## Problem to solve
All of the data should be output character for character, except the pictures.

## Data provided
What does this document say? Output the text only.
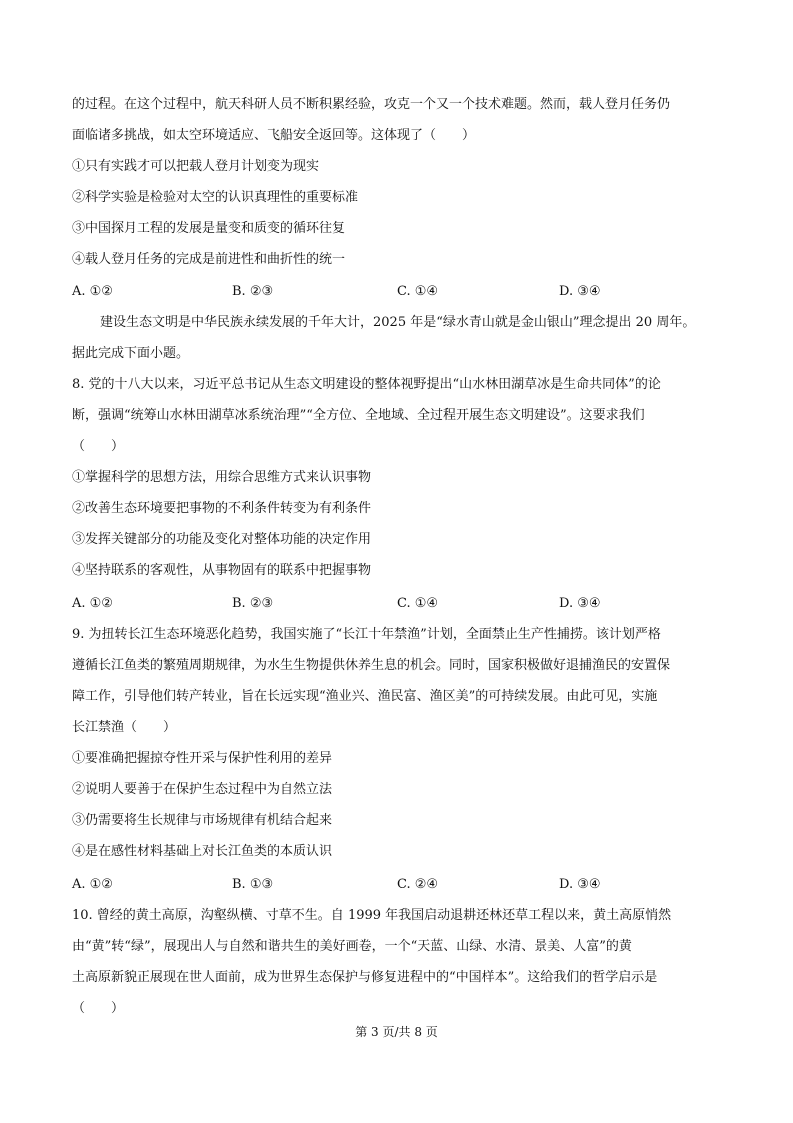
的过程。在这个过程中，航天科研人员不断积累经验，攻克一个又一个技术难题。然而，载人登月任务仍
面临诸多挑战，如太空环境适应、飞船安全返回等。这体现了（　　）
①只有实践才可以把载人登月计划变为现实
②科学实验是检验对太空的认识真理性的重要标准
③中国探月工程的发展是量变和质变的循环往复
④载人登月任务的完成是前进性和曲折性的统一
A. ①②	B. ②③	C. ①④	D. ③④
建设生态文明是中华民族永续发展的千年大计，2025 年是“绿水青山就是金山银山”理念提出 20 周年。
据此完成下面小题。
8. 党的十八大以来，习近平总书记从生态文明建设的整体视野提出“山水林田湖草冰是生命共同体”的论
断，强调“统筹山水林田湖草冰系统治理”“全方位、全地域、全过程开展生态文明建设”。这要求我们
（　　）
①掌握科学的思想方法，用综合思维方式来认识事物
②改善生态环境要把事物的不利条件转变为有利条件
③发挥关键部分的功能及变化对整体功能的决定作用
④坚持联系的客观性，从事物固有的联系中把握事物
A. ①②	B. ②③	C. ①④	D. ③④
9. 为扭转长江生态环境恶化趋势，我国实施了“长江十年禁渔”计划，全面禁止生产性捕捞。该计划严格
遵循长江鱼类的繁殖周期规律，为水生生物提供休养生息的机会。同时，国家积极做好退捕渔民的安置保
障工作，引导他们转产转业，旨在长远实现“渔业兴、渔民富、渔区美”的可持续发展。由此可见，实施
长江禁渔（　　）
①要准确把握掠夺性开采与保护性利用的差异
②说明人要善于在保护生态过程中为自然立法
③仍需要将生长规律与市场规律有机结合起来
④是在感性材料基础上对长江鱼类的本质认识
A. ①②	B. ①③	C. ②④	D. ③④
10. 曾经的黄土高原，沟壑纵横、寸草不生。自 1999 年我国启动退耕还林还草工程以来，黄土高原悄然
由“黄”转“绿”，展现出人与自然和谐共生的美好画卷，一个“天蓝、山绿、水清、景美、人富”的黄
土高原新貌正展现在世人面前，成为世界生态保护与修复进程中的“中国样本”。这给我们的哲学启示是
（　　）
第 3 页/共 8 页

## Output below
What does this document say? Output the text only.
的过程。在这个过程中，航天科研人员不断积累经验，攻克一个又一个技术难题。然而，载人登月任务仍
面临诸多挑战，如太空环境适应、飞船安全返回等。这体现了（　　）
①只有实践才可以把载人登月计划变为现实
②科学实验是检验对太空的认识真理性的重要标准
③中国探月工程的发展是量变和质变的循环往复
④载人登月任务的完成是前进性和曲折性的统一
A. ①②	B. ②③	C. ①④	D. ③④
建设生态文明是中华民族永续发展的千年大计，2025 年是“绿水青山就是金山银山”理念提出 20 周年。
据此完成下面小题。
8. 党的十八大以来，习近平总书记从生态文明建设的整体视野提出“山水林田湖草冰是生命共同体”的论
断，强调“统筹山水林田湖草冰系统治理”“全方位、全地域、全过程开展生态文明建设”。这要求我们
（　　）
①掌握科学的思想方法，用综合思维方式来认识事物
②改善生态环境要把事物的不利条件转变为有利条件
③发挥关键部分的功能及变化对整体功能的决定作用
④坚持联系的客观性，从事物固有的联系中把握事物
A. ①②	B. ②③	C. ①④	D. ③④
9. 为扭转长江生态环境恶化趋势，我国实施了“长江十年禁渔”计划，全面禁止生产性捕捞。该计划严格
遵循长江鱼类的繁殖周期规律，为水生生物提供休养生息的机会。同时，国家积极做好退捕渔民的安置保
障工作，引导他们转产转业，旨在长远实现“渔业兴、渔民富、渔区美”的可持续发展。由此可见，实施
长江禁渔（　　）
①要准确把握掠夺性开采与保护性利用的差异
②说明人要善于在保护生态过程中为自然立法
③仍需要将生长规律与市场规律有机结合起来
④是在感性材料基础上对长江鱼类的本质认识
A. ①②	B. ①③	C. ②④	D. ③④
10. 曾经的黄土高原，沟壑纵横、寸草不生。自 1999 年我国启动退耕还林还草工程以来，黄土高原悄然
由“黄”转“绿”，展现出人与自然和谐共生的美好画卷，一个“天蓝、山绿、水清、景美、人富”的黄
土高原新貌正展现在世人面前，成为世界生态保护与修复进程中的“中国样本”。这给我们的哲学启示是
（　　）
第 3 页/共 8 页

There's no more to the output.